## WHAT IS ASKED
From the records below, extract all the text exactly and leave the images behind.

## INPUT DATA
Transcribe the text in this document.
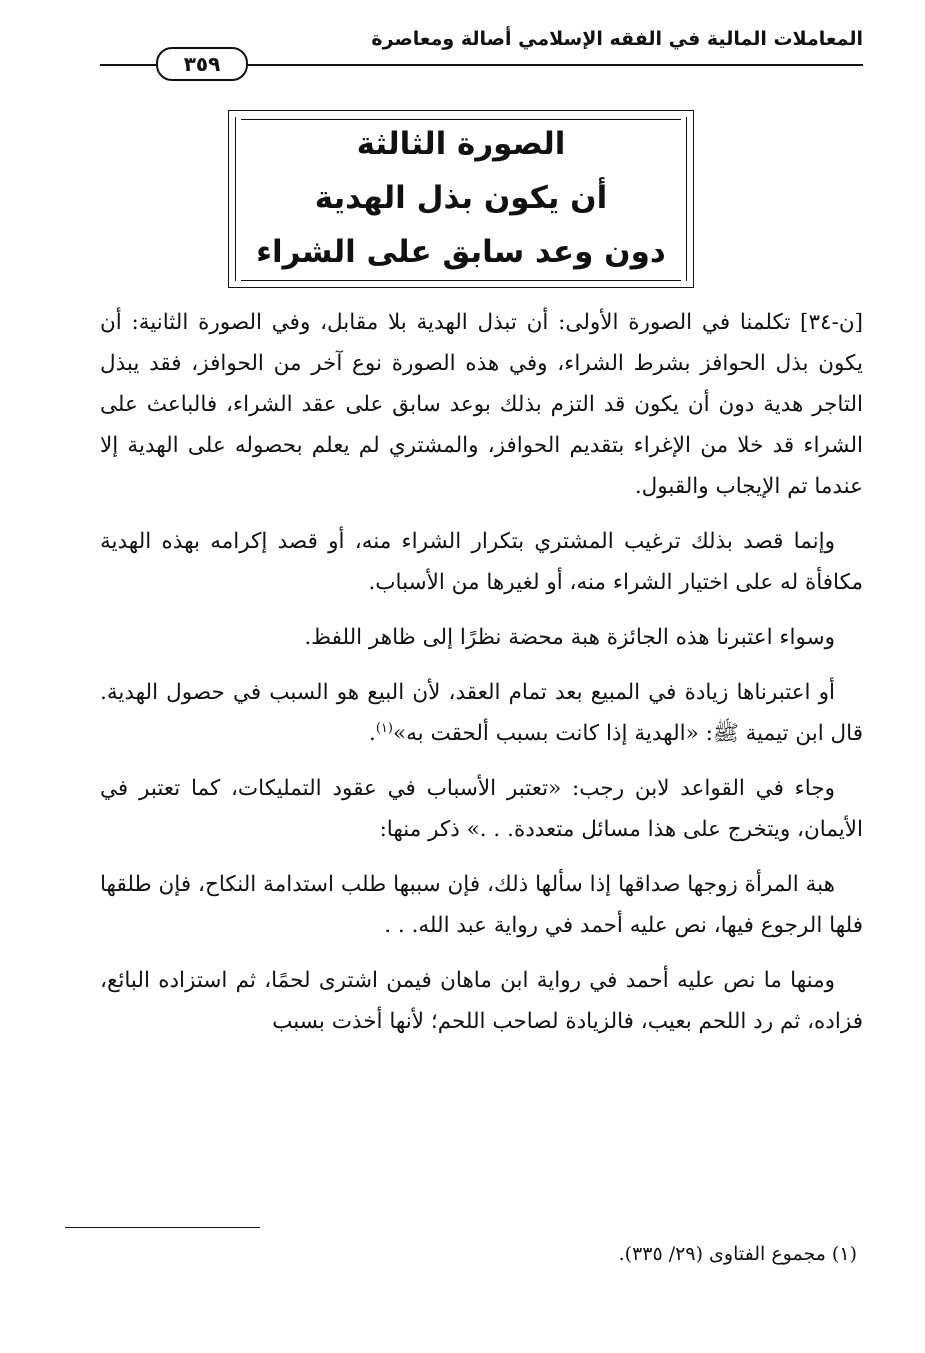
المعاملات المالية في الفقه الإسلامي أصالة ومعاصرة
٣٥٩
الصورة الثالثة
أن يكون بذل الهدية
دون وعد سابق على الشراء

[ن-٣٤] تكلمنا في الصورة الأولى: أن تبذل الهدية بلا مقابل، وفي الصورة الثانية: أن يكون بذل الحوافز بشرط الشراء، وفي هذه الصورة نوع آخر من الحوافز، فقد يبذل التاجر هدية دون أن يكون قد التزم بذلك بوعد سابق على عقد الشراء، فالباعث على الشراء قد خلا من الإغراء بتقديم الحوافز، والمشتري لم يعلم بحصوله على الهدية إلا عندما تم الإيجاب والقبول.

وإنما قصد بذلك ترغيب المشتري بتكرار الشراء منه، أو قصد إكرامه بهذه الهدية مكافأة له على اختيار الشراء منه، أو لغيرها من الأسباب.

وسواء اعتبرنا هذه الجائزة هبة محضة نظرًا إلى ظاهر اللفظ.

أو اعتبرناها زيادة في المبيع بعد تمام العقد، لأن البيع هو السبب في حصول الهدية. قال ابن تيمية ﷺ: «الهدية إذا كانت بسبب ألحقت به»$^{(١)}$.

وجاء في القواعد لابن رجب: «تعتبر الأسباب في عقود التمليكات، كما تعتبر في الأيمان، ويتخرج على هذا مسائل متعددة. . .» ذكر منها:

هبة المرأة زوجها صداقها إذا سألها ذلك، فإن سببها طلب استدامة النكاح، فإن طلقها فلها الرجوع فيها، نص عليه أحمد في رواية عبد الله. . .

ومنها ما نص عليه أحمد في رواية ابن ماهان فيمن اشترى لحمًا، ثم استزاده البائع، فزاده، ثم رد اللحم بعيب، فالزيادة لصاحب اللحم؛ لأنها أخذت بسبب

(١) مجموع الفتاوى (٢٩/ ٣٣٥).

## FULL SOLUTION
Transcribe the text in this document.
المعاملات المالية في الفقه الإسلامي أصالة ومعاصرة
٣٥٩
الصورة الثالثة
أن يكون بذل الهدية
دون وعد سابق على الشراء

[ن-٣٤] تكلمنا في الصورة الأولى: أن تبذل الهدية بلا مقابل، وفي الصورة الثانية: أن يكون بذل الحوافز بشرط الشراء، وفي هذه الصورة نوع آخر من الحوافز، فقد يبذل التاجر هدية دون أن يكون قد التزم بذلك بوعد سابق على عقد الشراء، فالباعث على الشراء قد خلا من الإغراء بتقديم الحوافز، والمشتري لم يعلم بحصوله على الهدية إلا عندما تم الإيجاب والقبول.

وإنما قصد بذلك ترغيب المشتري بتكرار الشراء منه، أو قصد إكرامه بهذه الهدية مكافأة له على اختيار الشراء منه، أو لغيرها من الأسباب.

وسواء اعتبرنا هذه الجائزة هبة محضة نظرًا إلى ظاهر اللفظ.

أو اعتبرناها زيادة في المبيع بعد تمام العقد، لأن البيع هو السبب في حصول الهدية. قال ابن تيمية ﷺ: «الهدية إذا كانت بسبب ألحقت به»$^{(١)}$.

وجاء في القواعد لابن رجب: «تعتبر الأسباب في عقود التمليكات، كما تعتبر في الأيمان، ويتخرج على هذا مسائل متعددة. . .» ذكر منها:

هبة المرأة زوجها صداقها إذا سألها ذلك، فإن سببها طلب استدامة النكاح، فإن طلقها فلها الرجوع فيها، نص عليه أحمد في رواية عبد الله. . .

ومنها ما نص عليه أحمد في رواية ابن ماهان فيمن اشترى لحمًا، ثم استزاده البائع، فزاده، ثم رد اللحم بعيب، فالزيادة لصاحب اللحم؛ لأنها أخذت بسبب

(١) مجموع الفتاوى (٢٩/ ٣٣٥).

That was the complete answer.